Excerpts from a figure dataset
━━━━
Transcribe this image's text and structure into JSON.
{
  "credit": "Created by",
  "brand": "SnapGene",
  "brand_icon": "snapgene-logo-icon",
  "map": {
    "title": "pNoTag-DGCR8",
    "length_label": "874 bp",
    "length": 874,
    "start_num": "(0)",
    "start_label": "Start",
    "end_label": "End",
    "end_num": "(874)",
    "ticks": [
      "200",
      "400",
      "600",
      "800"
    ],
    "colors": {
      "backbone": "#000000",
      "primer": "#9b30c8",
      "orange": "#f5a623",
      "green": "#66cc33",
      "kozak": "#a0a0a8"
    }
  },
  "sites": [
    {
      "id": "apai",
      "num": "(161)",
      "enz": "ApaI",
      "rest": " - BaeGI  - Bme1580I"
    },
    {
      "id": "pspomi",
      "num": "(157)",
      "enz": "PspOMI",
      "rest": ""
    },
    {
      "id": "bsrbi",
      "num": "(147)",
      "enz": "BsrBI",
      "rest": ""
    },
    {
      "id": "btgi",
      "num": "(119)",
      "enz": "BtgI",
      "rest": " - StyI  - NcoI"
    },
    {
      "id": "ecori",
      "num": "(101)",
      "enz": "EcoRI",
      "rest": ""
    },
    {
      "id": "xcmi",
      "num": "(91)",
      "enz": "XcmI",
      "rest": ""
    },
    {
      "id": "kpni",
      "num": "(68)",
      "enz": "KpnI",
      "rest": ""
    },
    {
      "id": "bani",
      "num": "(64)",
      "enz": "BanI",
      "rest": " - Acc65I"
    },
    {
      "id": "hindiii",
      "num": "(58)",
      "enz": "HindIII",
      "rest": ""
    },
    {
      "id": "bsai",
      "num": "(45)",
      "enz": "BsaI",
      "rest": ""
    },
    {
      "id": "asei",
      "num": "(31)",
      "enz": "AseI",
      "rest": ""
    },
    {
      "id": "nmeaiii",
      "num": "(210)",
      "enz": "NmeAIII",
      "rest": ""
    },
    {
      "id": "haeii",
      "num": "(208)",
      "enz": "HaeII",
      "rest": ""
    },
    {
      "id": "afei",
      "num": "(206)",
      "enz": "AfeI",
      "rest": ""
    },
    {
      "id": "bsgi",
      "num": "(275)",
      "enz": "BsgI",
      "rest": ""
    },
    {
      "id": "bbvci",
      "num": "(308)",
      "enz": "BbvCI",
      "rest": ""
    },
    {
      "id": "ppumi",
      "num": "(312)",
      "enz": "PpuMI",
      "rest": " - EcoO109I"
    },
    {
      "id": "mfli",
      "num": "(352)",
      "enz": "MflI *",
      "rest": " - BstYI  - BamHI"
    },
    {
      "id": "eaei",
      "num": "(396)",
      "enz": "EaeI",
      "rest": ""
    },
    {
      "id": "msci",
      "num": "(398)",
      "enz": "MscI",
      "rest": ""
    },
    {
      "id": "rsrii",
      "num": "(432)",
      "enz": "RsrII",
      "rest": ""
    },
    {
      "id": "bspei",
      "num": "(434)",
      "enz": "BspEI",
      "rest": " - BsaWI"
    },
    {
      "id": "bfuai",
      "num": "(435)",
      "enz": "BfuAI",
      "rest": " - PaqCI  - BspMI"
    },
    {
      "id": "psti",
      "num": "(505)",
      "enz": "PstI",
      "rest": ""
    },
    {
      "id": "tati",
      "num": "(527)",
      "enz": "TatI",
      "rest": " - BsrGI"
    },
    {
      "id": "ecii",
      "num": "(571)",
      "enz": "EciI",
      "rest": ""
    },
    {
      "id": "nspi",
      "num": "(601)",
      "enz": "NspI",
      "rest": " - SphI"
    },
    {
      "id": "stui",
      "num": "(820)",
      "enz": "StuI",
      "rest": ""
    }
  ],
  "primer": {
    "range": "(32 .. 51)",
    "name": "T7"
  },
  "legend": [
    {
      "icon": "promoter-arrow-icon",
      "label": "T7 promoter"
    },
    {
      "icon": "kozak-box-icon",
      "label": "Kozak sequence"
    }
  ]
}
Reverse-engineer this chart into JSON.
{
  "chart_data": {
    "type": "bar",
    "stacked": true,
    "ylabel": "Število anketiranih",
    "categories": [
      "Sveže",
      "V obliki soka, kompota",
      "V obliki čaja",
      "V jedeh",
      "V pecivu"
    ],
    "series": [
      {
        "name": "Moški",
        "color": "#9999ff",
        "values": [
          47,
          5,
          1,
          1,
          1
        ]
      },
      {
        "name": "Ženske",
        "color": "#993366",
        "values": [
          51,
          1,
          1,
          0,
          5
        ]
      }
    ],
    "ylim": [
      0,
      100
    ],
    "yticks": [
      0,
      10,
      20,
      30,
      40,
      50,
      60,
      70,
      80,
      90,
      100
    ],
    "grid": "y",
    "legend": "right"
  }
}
━━━━
Give the entries again in full, exactly as they are written.

Transcribe this image's text and structure into JSON.
{
  "credit": "Created by",
  "brand": "SnapGene",
  "brand_icon": "snapgene-logo-icon",
  "map": {
    "title": "pNoTag-DGCR8",
    "length_label": "874 bp",
    "length": 874,
    "start_num": "(0)",
    "start_label": "Start",
    "end_label": "End",
    "end_num": "(874)",
    "ticks": [
      "200",
      "400",
      "600",
      "800"
    ],
    "colors": {
      "backbone": "#000000",
      "primer": "#9b30c8",
      "orange": "#f5a623",
      "green": "#66cc33",
      "kozak": "#a0a0a8"
    }
  },
  "sites": [
    {
      "id": "apai",
      "num": "(161)",
      "enz": "ApaI",
      "rest": " - BaeGI  - Bme1580I"
    },
    {
      "id": "pspomi",
      "num": "(157)",
      "enz": "PspOMI",
      "rest": ""
    },
    {
      "id": "bsrbi",
      "num": "(147)",
      "enz": "BsrBI",
      "rest": ""
    },
    {
      "id": "btgi",
      "num": "(119)",
      "enz": "BtgI",
      "rest": " - StyI  - NcoI"
    },
    {
      "id": "ecori",
      "num": "(101)",
      "enz": "EcoRI",
      "rest": ""
    },
    {
      "id": "xcmi",
      "num": "(91)",
      "enz": "XcmI",
      "rest": ""
    },
    {
      "id": "kpni",
      "num": "(68)",
      "enz": "KpnI",
      "rest": ""
    },
    {
      "id": "bani",
      "num": "(64)",
      "enz": "BanI",
      "rest": " - Acc65I"
    },
    {
      "id": "hindiii",
      "num": "(58)",
      "enz": "HindIII",
      "rest": ""
    },
    {
      "id": "bsai",
      "num": "(45)",
      "enz": "BsaI",
      "rest": ""
    },
    {
      "id": "asei",
      "num": "(31)",
      "enz": "AseI",
      "rest": ""
    },
    {
      "id": "nmeaiii",
      "num": "(210)",
      "enz": "NmeAIII",
      "rest": ""
    },
    {
      "id": "haeii",
      "num": "(208)",
      "enz": "HaeII",
      "rest": ""
    },
    {
      "id": "afei",
      "num": "(206)",
      "enz": "AfeI",
      "rest": ""
    },
    {
      "id": "bsgi",
      "num": "(275)",
      "enz": "BsgI",
      "rest": ""
    },
    {
      "id": "bbvci",
      "num": "(308)",
      "enz": "BbvCI",
      "rest": ""
    },
    {
      "id": "ppumi",
      "num": "(312)",
      "enz": "PpuMI",
      "rest": " - EcoO109I"
    },
    {
      "id": "mfli",
      "num": "(352)",
      "enz": "MflI *",
      "rest": " - BstYI  - BamHI"
    },
    {
      "id": "eaei",
      "num": "(396)",
      "enz": "EaeI",
      "rest": ""
    },
    {
      "id": "msci",
      "num": "(398)",
      "enz": "MscI",
      "rest": ""
    },
    {
      "id": "rsrii",
      "num": "(432)",
      "enz": "RsrII",
      "rest": ""
    },
    {
      "id": "bspei",
      "num": "(434)",
      "enz": "BspEI",
      "rest": " - BsaWI"
    },
    {
      "id": "bfuai",
      "num": "(435)",
      "enz": "BfuAI",
      "rest": " - PaqCI  - BspMI"
    },
    {
      "id": "psti",
      "num": "(505)",
      "enz": "PstI",
      "rest": ""
    },
    {
      "id": "tati",
      "num": "(527)",
      "enz": "TatI",
      "rest": " - BsrGI"
    },
    {
      "id": "ecii",
      "num": "(571)",
      "enz": "EciI",
      "rest": ""
    },
    {
      "id": "nspi",
      "num": "(601)",
      "enz": "NspI",
      "rest": " - SphI"
    },
    {
      "id": "stui",
      "num": "(820)",
      "enz": "StuI",
      "rest": ""
    }
  ],
  "primer": {
    "range": "(32 .. 51)",
    "name": "T7"
  },
  "legend": [
    {
      "icon": "promoter-arrow-icon",
      "label": "T7 promoter"
    },
    {
      "icon": "kozak-box-icon",
      "label": "Kozak sequence"
    }
  ]
}
Reverse-engineer this chart into JSON.
{
  "chart_data": {
    "type": "bar",
    "stacked": true,
    "ylabel": "Število anketiranih",
    "categories": [
      "Sveže",
      "V obliki soka, kompota",
      "V obliki čaja",
      "V jedeh",
      "V pecivu"
    ],
    "series": [
      {
        "name": "Moški",
        "color": "#9999ff",
        "values": [
          47,
          5,
          1,
          1,
          1
        ]
      },
      {
        "name": "Ženske",
        "color": "#993366",
        "values": [
          51,
          1,
          1,
          0,
          5
        ]
      }
    ],
    "ylim": [
      0,
      100
    ],
    "yticks": [
      0,
      10,
      20,
      30,
      40,
      50,
      60,
      70,
      80,
      90,
      100
    ],
    "grid": "y",
    "legend": "right"
  }
}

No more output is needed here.